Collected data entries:
########################################
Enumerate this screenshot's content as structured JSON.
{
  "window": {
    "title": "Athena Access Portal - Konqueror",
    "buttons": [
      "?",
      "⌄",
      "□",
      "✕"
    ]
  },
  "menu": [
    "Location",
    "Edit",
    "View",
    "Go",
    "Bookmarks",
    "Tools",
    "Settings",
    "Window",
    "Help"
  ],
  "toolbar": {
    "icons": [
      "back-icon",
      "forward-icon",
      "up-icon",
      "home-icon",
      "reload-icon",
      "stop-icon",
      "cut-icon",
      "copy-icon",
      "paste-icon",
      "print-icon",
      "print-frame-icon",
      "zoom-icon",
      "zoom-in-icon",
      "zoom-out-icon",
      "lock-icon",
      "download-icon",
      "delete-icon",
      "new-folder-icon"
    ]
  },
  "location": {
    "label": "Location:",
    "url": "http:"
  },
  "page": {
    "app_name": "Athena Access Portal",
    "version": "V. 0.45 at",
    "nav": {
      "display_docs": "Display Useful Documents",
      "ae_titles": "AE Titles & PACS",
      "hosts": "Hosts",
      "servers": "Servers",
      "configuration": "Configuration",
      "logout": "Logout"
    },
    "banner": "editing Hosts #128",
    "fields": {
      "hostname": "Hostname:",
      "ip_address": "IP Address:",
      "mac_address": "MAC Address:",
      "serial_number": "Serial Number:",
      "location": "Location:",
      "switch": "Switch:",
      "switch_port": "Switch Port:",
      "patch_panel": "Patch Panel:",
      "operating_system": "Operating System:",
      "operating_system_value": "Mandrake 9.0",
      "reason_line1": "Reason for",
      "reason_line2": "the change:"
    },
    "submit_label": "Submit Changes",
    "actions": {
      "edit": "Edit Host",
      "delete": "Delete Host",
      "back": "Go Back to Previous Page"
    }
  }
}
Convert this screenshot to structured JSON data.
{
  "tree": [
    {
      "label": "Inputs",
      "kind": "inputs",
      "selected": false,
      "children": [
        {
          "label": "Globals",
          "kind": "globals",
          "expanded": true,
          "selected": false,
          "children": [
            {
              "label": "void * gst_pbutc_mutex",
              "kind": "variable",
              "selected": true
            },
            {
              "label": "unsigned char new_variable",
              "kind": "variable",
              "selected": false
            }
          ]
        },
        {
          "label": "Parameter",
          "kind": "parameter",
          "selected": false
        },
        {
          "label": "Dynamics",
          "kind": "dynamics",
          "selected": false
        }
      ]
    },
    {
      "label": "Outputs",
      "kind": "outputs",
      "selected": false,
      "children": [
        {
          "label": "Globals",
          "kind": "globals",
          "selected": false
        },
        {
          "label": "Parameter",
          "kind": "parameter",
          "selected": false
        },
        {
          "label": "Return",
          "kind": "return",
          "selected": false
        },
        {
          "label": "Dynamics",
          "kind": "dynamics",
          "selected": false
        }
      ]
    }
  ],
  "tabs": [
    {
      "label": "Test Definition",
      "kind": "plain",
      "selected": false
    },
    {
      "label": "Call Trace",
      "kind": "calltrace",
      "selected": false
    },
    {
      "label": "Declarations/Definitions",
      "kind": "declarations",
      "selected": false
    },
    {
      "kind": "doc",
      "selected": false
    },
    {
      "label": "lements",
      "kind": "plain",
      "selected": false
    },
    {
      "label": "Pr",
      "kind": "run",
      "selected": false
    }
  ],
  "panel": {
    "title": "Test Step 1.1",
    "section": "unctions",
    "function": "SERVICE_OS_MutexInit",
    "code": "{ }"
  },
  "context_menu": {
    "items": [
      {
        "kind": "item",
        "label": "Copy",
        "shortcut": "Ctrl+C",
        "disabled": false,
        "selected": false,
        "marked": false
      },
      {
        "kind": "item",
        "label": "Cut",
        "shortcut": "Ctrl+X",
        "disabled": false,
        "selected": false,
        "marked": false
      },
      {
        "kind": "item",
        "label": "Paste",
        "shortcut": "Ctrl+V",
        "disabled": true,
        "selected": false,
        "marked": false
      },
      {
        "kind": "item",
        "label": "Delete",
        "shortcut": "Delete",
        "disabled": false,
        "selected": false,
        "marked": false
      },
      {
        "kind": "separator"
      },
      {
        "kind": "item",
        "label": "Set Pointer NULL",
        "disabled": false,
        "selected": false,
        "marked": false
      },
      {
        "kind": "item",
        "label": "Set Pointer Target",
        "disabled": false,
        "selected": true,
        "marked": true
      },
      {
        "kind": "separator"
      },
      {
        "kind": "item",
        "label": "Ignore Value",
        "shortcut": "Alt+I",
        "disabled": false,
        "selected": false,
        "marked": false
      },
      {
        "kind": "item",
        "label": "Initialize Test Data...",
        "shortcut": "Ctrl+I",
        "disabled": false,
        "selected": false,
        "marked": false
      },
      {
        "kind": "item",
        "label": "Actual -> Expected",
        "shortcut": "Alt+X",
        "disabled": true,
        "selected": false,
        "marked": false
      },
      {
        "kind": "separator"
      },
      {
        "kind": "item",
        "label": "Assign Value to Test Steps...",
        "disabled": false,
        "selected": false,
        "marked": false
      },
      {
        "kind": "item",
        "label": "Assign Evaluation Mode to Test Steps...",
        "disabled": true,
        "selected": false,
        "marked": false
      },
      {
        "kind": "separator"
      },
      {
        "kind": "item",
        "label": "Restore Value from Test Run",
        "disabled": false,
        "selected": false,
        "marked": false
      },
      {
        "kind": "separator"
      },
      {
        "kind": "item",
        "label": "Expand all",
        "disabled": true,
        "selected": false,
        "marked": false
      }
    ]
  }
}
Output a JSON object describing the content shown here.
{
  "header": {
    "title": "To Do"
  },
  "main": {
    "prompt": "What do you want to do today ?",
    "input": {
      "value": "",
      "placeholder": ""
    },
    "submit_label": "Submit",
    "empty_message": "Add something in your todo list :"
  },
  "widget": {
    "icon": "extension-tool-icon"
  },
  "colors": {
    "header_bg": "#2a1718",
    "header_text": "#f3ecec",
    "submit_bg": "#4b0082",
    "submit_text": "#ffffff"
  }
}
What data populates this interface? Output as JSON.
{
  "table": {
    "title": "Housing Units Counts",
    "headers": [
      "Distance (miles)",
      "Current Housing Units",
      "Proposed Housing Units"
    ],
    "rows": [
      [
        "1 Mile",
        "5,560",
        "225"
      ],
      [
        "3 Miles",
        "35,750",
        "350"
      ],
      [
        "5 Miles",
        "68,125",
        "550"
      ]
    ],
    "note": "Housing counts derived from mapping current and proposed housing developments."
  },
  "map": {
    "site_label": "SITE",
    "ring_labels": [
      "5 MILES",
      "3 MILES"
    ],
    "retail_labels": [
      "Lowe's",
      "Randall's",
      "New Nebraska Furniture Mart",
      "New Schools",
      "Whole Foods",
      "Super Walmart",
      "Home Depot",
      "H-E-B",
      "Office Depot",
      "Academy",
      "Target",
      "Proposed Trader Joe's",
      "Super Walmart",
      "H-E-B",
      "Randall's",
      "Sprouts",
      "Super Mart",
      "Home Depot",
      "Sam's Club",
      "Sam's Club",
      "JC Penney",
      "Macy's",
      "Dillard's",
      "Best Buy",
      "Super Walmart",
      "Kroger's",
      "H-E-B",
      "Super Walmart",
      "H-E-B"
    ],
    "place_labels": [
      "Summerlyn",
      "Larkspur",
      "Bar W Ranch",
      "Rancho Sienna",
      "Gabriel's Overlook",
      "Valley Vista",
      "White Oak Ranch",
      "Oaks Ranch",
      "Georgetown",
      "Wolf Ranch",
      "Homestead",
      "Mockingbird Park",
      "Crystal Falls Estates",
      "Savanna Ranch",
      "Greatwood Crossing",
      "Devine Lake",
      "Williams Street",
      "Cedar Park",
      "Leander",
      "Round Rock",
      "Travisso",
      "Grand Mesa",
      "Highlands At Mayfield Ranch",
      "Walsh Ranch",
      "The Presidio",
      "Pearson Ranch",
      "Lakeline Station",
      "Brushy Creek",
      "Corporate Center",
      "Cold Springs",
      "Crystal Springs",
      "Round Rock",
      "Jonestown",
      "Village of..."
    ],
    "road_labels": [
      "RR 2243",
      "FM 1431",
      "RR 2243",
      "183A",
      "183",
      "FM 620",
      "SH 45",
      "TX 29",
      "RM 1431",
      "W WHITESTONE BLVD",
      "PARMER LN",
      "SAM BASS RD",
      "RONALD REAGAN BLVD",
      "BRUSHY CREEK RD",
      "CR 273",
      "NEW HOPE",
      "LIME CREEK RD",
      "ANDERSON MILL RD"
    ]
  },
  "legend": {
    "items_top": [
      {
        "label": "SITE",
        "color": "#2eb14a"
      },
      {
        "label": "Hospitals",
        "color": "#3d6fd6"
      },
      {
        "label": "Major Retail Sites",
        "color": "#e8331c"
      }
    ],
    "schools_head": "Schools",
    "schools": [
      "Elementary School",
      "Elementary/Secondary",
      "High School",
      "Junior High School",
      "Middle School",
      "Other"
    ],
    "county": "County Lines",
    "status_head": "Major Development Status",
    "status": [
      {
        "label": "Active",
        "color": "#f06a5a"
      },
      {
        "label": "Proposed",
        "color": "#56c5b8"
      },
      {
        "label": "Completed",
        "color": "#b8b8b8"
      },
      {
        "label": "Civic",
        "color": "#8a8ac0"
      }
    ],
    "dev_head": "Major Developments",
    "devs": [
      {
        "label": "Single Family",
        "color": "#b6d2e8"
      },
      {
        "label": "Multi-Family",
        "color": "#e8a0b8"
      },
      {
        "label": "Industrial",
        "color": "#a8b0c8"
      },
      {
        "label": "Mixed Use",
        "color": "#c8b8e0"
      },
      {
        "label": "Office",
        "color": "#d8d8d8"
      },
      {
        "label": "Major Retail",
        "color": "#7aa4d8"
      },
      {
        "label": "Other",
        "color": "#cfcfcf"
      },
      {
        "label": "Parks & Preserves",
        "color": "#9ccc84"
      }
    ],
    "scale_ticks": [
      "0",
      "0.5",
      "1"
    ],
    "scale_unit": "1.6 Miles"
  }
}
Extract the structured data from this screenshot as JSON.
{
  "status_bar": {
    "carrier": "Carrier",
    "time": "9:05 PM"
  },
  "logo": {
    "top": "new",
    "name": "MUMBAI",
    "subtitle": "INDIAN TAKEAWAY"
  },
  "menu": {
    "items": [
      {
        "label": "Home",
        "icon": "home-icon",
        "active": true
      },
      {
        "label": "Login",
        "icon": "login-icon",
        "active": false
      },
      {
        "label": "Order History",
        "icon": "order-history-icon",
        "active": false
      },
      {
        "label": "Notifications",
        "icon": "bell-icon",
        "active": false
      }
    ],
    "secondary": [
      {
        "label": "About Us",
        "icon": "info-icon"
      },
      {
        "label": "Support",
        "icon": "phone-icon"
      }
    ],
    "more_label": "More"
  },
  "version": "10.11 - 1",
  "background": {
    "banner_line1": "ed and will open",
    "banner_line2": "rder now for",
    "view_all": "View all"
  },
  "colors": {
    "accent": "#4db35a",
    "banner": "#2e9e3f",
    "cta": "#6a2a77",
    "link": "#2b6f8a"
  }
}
########################################
What this task involves: Only lines holding the string "Major" are wanted; gather each one from the entries above.

Complete output:
        "label": "Major Retail Sites",
    "status_head": "Major Development Status",
    "dev_head": "Major Developments",
        "label": "Major Retail",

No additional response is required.